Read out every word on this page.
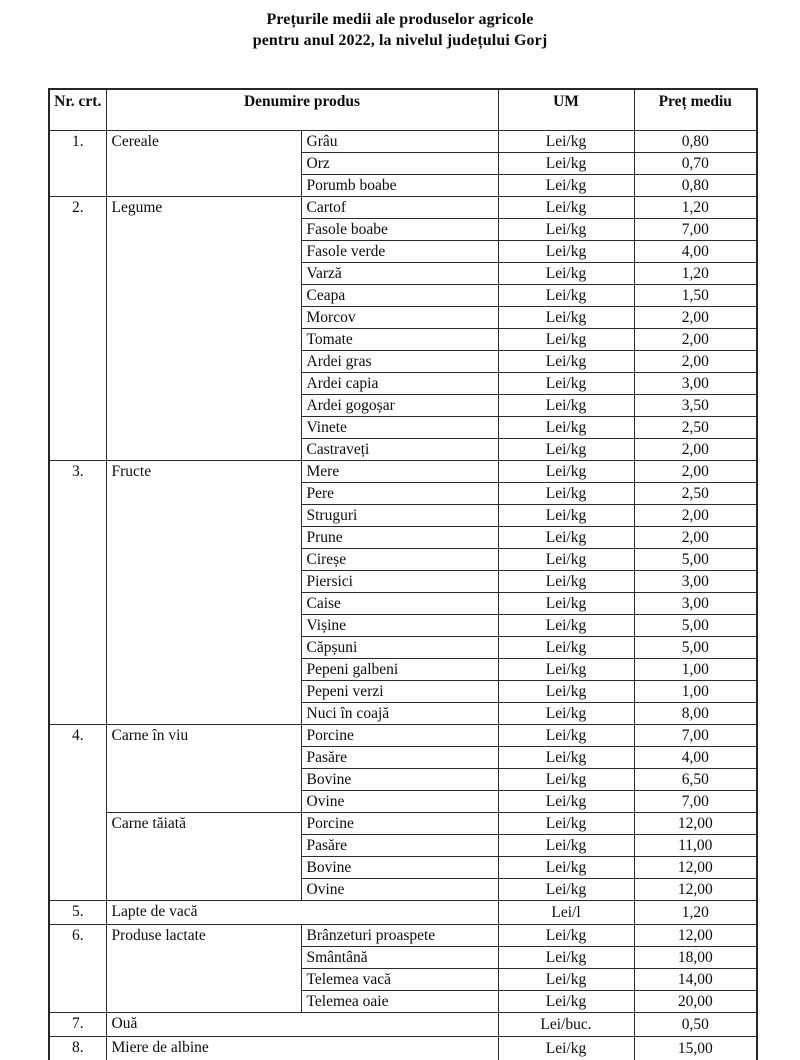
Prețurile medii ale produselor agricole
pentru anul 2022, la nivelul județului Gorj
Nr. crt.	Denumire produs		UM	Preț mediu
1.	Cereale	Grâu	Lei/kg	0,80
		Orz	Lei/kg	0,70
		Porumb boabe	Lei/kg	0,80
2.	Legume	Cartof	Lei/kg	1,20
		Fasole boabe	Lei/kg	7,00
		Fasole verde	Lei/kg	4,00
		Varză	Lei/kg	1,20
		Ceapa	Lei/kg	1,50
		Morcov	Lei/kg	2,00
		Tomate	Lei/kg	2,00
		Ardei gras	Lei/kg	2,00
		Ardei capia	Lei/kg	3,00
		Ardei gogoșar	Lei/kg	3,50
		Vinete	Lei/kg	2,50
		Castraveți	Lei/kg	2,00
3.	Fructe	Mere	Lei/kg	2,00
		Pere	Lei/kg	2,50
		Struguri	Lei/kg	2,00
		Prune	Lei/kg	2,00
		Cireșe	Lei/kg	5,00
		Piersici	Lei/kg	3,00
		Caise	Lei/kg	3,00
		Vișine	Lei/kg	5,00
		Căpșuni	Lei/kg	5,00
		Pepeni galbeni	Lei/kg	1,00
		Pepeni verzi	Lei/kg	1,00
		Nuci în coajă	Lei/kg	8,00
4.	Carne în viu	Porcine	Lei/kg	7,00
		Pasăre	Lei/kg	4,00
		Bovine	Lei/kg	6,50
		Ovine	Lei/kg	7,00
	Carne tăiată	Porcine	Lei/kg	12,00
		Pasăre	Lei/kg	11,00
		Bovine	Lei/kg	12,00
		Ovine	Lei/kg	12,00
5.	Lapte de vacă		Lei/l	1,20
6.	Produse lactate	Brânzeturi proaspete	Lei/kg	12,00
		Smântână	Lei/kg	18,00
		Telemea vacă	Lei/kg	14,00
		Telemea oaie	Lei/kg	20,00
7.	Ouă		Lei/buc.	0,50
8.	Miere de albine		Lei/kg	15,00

-*-

TASK PROMPT: Extract the text of all the records above verbatim, excluding pictures.

RESPONSE TO THE EXERCISE:
Read out every word on this page.
Prețurile medii ale produselor agricole
pentru anul 2022, la nivelul județului Gorj
Nr. crt.	Denumire produs		UM	Preț mediu
1.	Cereale	Grâu	Lei/kg	0,80
		Orz	Lei/kg	0,70
		Porumb boabe	Lei/kg	0,80
2.	Legume	Cartof	Lei/kg	1,20
		Fasole boabe	Lei/kg	7,00
		Fasole verde	Lei/kg	4,00
		Varză	Lei/kg	1,20
		Ceapa	Lei/kg	1,50
		Morcov	Lei/kg	2,00
		Tomate	Lei/kg	2,00
		Ardei gras	Lei/kg	2,00
		Ardei capia	Lei/kg	3,00
		Ardei gogoșar	Lei/kg	3,50
		Vinete	Lei/kg	2,50
		Castraveți	Lei/kg	2,00
3.	Fructe	Mere	Lei/kg	2,00
		Pere	Lei/kg	2,50
		Struguri	Lei/kg	2,00
		Prune	Lei/kg	2,00
		Cireșe	Lei/kg	5,00
		Piersici	Lei/kg	3,00
		Caise	Lei/kg	3,00
		Vișine	Lei/kg	5,00
		Căpșuni	Lei/kg	5,00
		Pepeni galbeni	Lei/kg	1,00
		Pepeni verzi	Lei/kg	1,00
		Nuci în coajă	Lei/kg	8,00
4.	Carne în viu	Porcine	Lei/kg	7,00
		Pasăre	Lei/kg	4,00
		Bovine	Lei/kg	6,50
		Ovine	Lei/kg	7,00
	Carne tăiată	Porcine	Lei/kg	12,00
		Pasăre	Lei/kg	11,00
		Bovine	Lei/kg	12,00
		Ovine	Lei/kg	12,00
5.	Lapte de vacă		Lei/l	1,20
6.	Produse lactate	Brânzeturi proaspete	Lei/kg	12,00
		Smântână	Lei/kg	18,00
		Telemea vacă	Lei/kg	14,00
		Telemea oaie	Lei/kg	20,00
7.	Ouă		Lei/buc.	0,50
8.	Miere de albine		Lei/kg	15,00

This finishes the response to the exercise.